• _Exercise_: Your reply should be a single number: how many lines contain the string "schrieb".

··· Supplied records

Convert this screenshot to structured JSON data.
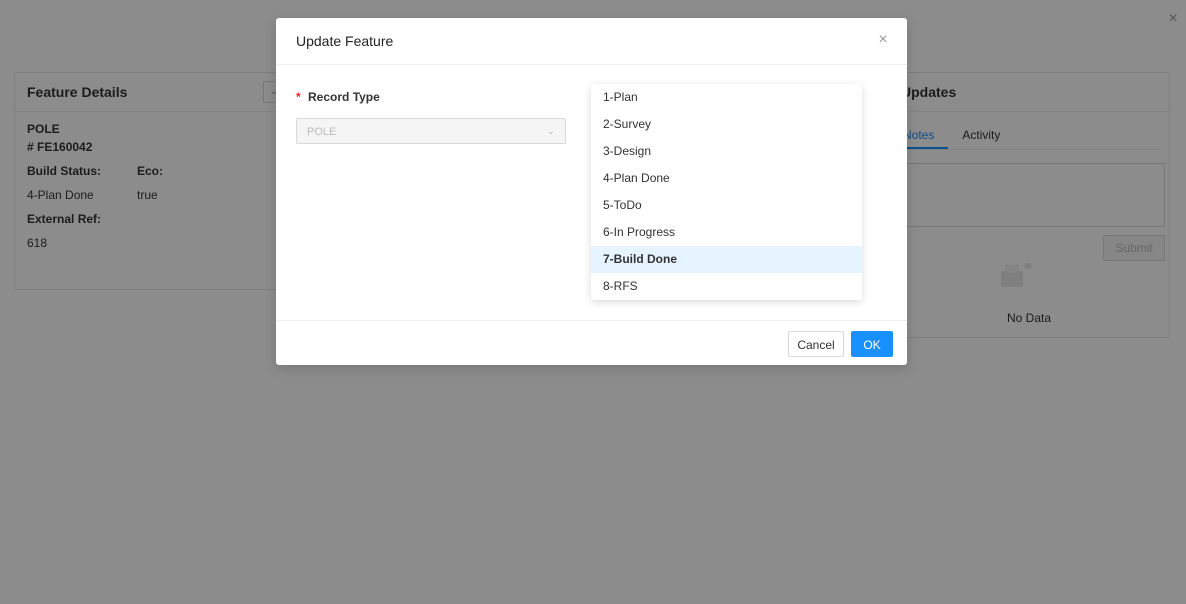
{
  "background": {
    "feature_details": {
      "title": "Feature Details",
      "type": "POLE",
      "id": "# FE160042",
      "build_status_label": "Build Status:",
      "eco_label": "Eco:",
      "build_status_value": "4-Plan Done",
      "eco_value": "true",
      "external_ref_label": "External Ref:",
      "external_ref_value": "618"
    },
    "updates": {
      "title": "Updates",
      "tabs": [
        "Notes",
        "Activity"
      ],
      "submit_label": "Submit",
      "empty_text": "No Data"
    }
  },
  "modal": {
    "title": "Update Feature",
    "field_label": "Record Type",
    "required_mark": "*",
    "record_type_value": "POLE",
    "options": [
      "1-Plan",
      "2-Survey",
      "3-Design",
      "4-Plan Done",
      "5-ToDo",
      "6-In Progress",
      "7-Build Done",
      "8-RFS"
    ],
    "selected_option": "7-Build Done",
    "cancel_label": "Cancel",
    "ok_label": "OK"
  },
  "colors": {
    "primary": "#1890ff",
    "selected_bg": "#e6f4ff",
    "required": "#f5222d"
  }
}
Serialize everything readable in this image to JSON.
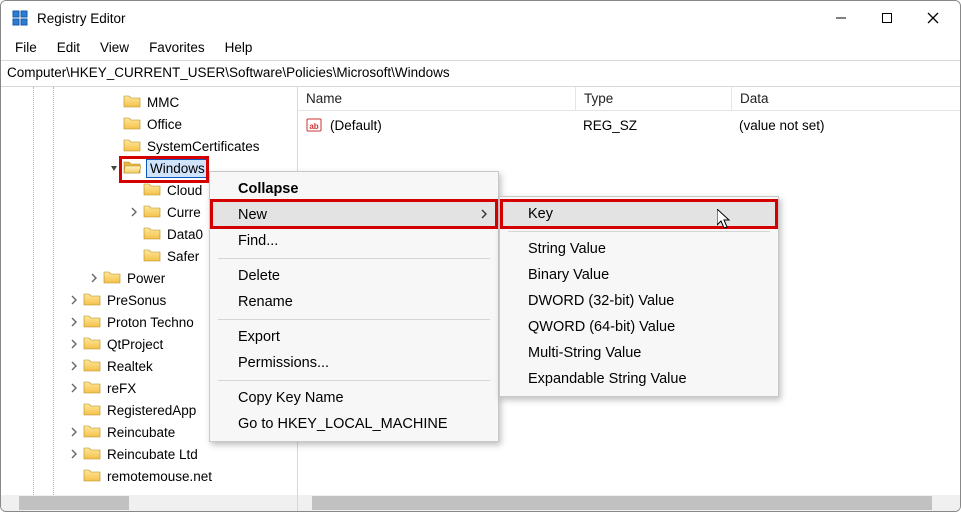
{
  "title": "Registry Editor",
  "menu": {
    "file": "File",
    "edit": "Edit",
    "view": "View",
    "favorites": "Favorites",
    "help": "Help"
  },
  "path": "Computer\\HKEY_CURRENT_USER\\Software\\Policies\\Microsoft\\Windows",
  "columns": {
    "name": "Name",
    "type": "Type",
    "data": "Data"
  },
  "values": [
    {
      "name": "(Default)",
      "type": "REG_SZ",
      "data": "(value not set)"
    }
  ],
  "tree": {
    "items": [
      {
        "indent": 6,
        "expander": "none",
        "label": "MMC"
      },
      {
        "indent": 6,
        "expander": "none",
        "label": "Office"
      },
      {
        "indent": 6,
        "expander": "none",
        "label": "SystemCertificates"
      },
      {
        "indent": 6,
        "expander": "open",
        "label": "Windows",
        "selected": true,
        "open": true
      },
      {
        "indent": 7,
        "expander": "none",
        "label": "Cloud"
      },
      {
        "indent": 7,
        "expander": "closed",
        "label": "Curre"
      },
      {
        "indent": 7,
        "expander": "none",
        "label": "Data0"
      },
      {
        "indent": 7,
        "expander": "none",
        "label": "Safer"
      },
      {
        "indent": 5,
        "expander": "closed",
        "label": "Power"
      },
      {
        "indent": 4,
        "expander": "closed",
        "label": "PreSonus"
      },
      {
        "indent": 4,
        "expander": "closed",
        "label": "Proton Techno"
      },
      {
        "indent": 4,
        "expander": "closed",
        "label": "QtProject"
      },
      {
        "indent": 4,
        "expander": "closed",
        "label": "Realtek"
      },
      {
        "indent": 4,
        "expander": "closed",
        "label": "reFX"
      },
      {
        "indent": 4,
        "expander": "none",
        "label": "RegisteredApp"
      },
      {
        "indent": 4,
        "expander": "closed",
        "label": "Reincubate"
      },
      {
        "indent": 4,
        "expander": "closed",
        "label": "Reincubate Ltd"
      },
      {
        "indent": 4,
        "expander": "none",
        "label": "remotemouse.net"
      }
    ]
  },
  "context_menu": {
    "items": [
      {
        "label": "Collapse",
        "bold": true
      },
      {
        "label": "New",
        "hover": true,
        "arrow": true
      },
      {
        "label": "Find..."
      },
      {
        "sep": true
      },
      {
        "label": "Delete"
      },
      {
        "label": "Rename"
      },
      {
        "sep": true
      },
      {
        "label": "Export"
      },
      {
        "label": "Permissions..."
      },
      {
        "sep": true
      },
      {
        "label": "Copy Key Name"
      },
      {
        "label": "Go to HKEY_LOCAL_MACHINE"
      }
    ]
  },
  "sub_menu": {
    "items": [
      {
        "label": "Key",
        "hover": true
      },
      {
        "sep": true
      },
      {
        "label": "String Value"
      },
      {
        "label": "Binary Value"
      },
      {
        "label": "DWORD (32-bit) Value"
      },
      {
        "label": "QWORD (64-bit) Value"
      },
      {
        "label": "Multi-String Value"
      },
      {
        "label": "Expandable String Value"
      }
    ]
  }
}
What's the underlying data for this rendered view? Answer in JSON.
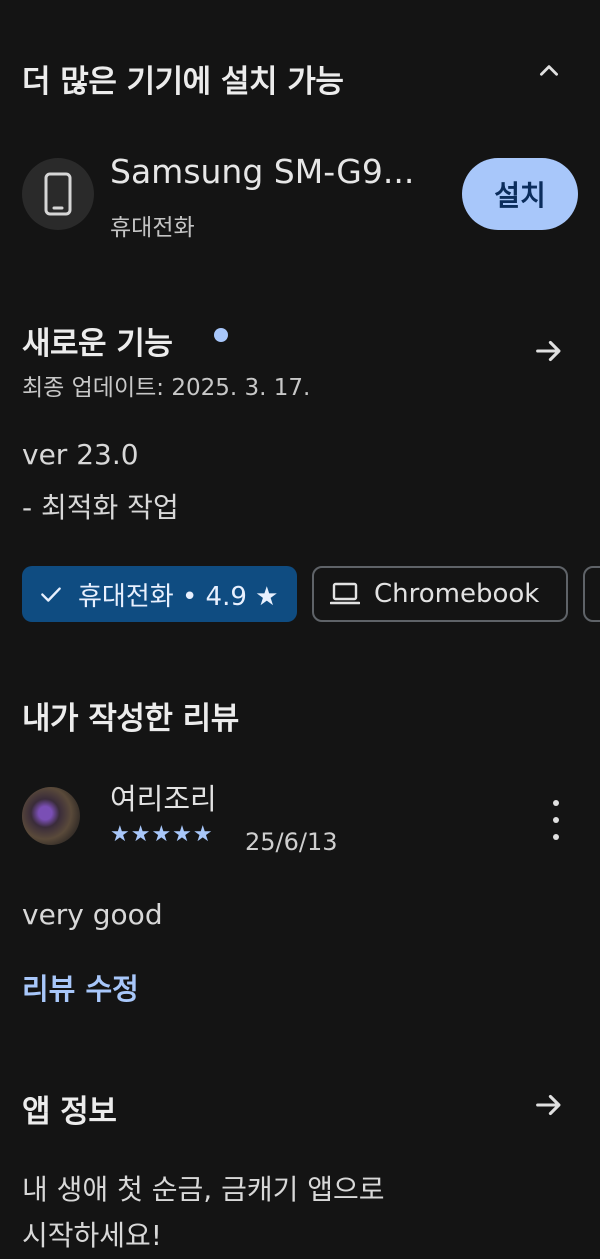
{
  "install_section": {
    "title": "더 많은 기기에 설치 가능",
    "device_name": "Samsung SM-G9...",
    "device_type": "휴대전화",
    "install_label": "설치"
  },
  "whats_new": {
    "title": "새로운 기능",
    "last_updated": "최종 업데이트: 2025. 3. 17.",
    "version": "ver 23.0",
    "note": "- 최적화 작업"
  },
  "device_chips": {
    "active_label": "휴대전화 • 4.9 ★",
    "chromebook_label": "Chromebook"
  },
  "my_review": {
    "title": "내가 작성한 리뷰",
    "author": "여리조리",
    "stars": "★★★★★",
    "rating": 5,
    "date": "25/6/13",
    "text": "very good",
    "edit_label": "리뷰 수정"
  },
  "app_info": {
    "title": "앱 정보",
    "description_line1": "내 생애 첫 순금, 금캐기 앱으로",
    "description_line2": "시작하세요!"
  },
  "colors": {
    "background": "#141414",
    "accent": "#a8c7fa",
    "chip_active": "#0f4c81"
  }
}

······
··· Supplied records

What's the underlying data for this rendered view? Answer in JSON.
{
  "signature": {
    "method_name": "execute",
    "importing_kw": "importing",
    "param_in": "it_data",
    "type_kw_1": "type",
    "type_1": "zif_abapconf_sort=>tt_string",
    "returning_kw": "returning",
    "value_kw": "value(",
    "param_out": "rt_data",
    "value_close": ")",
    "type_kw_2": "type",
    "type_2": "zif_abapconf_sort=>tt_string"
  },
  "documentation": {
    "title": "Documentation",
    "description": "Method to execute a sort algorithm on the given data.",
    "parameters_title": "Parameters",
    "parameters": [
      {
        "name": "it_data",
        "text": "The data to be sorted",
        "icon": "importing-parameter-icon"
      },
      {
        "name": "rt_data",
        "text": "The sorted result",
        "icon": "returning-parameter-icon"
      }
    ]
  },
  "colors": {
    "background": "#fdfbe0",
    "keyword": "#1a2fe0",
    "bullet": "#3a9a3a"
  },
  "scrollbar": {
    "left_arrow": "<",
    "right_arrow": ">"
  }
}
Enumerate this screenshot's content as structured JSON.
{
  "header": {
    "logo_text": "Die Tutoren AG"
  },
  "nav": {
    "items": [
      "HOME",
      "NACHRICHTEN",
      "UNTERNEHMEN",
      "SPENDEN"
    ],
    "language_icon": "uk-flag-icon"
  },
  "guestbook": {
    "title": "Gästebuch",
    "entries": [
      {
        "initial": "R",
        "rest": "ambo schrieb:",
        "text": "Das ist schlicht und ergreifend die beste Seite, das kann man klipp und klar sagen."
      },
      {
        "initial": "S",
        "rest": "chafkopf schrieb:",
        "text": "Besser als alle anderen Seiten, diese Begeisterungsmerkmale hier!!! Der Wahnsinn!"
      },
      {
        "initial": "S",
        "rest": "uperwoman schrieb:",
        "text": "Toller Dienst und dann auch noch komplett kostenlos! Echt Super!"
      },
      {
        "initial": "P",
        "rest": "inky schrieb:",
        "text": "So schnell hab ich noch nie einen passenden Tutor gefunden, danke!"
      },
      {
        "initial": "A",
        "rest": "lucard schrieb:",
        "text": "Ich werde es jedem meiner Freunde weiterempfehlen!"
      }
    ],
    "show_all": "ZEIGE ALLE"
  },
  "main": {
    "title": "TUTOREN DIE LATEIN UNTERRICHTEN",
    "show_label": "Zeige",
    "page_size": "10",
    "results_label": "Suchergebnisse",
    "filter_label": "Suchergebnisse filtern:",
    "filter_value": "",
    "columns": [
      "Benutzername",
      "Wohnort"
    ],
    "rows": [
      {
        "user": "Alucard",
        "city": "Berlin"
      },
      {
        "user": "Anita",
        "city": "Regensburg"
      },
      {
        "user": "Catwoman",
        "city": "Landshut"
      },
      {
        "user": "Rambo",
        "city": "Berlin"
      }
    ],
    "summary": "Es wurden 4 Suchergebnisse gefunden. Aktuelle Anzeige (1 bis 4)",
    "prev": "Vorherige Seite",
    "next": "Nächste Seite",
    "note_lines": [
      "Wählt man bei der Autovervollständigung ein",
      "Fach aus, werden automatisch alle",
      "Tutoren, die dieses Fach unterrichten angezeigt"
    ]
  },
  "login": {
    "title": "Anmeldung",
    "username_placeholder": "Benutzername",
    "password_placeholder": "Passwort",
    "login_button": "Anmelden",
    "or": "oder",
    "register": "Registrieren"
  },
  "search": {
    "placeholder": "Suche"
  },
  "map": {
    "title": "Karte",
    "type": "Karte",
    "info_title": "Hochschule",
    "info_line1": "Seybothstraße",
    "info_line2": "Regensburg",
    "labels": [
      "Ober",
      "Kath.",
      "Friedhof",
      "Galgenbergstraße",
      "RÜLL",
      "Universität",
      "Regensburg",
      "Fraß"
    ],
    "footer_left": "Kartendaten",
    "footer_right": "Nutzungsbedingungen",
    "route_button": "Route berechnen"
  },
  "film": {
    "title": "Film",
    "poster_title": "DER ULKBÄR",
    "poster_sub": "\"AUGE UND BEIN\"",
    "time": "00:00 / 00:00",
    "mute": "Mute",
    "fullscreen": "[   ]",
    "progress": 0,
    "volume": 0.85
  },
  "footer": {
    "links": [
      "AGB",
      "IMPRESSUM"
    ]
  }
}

······

• _Complete answer_: 5